#### [Task description]
Do any lines in the data below contain "Monitor"? If so, copy every one of them.

#### [Material]
:::

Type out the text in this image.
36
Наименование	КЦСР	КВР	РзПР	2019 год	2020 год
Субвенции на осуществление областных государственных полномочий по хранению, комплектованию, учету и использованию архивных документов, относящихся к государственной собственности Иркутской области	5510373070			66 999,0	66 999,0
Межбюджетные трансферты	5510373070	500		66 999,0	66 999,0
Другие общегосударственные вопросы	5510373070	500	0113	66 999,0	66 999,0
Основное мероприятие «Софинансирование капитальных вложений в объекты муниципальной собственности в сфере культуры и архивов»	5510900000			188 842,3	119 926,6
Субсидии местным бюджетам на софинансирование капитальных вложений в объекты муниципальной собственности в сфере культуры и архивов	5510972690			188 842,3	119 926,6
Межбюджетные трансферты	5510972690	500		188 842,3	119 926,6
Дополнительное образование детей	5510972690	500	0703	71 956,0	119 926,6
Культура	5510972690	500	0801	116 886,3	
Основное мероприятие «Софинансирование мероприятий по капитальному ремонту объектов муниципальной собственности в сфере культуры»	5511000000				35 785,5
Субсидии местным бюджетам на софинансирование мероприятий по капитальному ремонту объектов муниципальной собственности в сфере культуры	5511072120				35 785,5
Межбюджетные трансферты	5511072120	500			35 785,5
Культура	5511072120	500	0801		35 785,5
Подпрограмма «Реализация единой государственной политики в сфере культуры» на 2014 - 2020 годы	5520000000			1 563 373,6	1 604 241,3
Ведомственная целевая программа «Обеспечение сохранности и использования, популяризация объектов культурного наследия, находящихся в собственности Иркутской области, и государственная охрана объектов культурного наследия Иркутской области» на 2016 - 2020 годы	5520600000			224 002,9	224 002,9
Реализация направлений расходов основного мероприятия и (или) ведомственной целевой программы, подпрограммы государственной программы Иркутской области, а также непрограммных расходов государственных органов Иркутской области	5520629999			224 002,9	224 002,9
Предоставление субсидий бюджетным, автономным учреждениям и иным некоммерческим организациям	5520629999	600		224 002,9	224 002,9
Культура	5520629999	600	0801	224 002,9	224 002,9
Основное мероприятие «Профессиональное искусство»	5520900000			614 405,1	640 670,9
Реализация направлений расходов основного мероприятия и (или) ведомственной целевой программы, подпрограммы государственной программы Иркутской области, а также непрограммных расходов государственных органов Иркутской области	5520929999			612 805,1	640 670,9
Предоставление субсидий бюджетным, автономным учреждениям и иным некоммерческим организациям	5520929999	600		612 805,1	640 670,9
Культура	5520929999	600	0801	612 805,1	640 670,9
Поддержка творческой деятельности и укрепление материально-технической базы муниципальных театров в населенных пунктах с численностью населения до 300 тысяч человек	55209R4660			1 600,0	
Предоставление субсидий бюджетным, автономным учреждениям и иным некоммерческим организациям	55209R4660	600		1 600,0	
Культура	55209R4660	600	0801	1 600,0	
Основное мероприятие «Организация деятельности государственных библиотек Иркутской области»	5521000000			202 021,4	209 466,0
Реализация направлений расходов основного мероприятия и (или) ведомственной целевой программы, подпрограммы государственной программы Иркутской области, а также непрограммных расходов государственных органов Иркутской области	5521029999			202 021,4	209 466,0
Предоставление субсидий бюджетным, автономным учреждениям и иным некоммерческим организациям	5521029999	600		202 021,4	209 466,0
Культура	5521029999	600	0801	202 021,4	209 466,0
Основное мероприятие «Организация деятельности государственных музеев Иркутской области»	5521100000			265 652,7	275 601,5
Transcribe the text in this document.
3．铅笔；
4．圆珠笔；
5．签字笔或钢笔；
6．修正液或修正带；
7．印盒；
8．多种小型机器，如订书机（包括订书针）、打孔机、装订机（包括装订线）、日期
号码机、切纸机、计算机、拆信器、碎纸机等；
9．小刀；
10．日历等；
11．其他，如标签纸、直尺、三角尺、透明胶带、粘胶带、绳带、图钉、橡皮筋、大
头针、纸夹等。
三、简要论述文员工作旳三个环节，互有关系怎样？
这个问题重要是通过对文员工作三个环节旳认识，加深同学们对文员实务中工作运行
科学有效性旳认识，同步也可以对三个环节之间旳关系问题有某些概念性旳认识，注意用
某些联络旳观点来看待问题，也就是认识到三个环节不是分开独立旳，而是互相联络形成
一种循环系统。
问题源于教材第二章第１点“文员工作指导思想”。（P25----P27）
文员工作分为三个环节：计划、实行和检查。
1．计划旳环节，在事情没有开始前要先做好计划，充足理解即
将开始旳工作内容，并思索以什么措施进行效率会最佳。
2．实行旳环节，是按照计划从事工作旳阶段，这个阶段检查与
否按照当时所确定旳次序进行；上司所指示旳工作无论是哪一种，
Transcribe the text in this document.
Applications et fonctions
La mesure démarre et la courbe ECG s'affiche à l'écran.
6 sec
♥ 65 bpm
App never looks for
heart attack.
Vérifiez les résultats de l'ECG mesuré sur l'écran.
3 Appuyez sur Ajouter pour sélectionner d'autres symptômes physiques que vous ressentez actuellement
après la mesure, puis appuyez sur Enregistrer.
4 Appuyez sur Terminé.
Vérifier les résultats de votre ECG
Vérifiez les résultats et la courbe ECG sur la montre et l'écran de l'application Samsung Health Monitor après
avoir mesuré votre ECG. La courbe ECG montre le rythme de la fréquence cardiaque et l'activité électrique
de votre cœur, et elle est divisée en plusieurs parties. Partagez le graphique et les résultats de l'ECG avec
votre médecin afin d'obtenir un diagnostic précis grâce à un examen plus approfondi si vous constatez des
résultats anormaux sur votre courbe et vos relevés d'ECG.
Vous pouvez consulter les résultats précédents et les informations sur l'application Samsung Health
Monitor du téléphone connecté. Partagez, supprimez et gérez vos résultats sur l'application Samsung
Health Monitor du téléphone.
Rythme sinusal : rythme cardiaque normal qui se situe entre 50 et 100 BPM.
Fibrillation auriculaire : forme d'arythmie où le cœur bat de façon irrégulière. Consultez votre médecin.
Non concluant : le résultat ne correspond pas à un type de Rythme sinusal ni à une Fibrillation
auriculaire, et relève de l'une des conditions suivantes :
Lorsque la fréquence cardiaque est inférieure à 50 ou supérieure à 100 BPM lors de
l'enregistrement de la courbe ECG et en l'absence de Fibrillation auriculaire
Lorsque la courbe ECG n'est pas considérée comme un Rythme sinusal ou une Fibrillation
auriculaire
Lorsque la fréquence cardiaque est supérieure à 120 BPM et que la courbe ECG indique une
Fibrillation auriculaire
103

:::

#### [Result of the task]
Vérifiez les résultats et la courbe ECG sur la montre et l'écran de l'application Samsung Health Monitor après
Monitor du téléphone connecté. Partagez, supprimez et gérez vos résultats sur l'application Samsung
Health Monitor du téléphone.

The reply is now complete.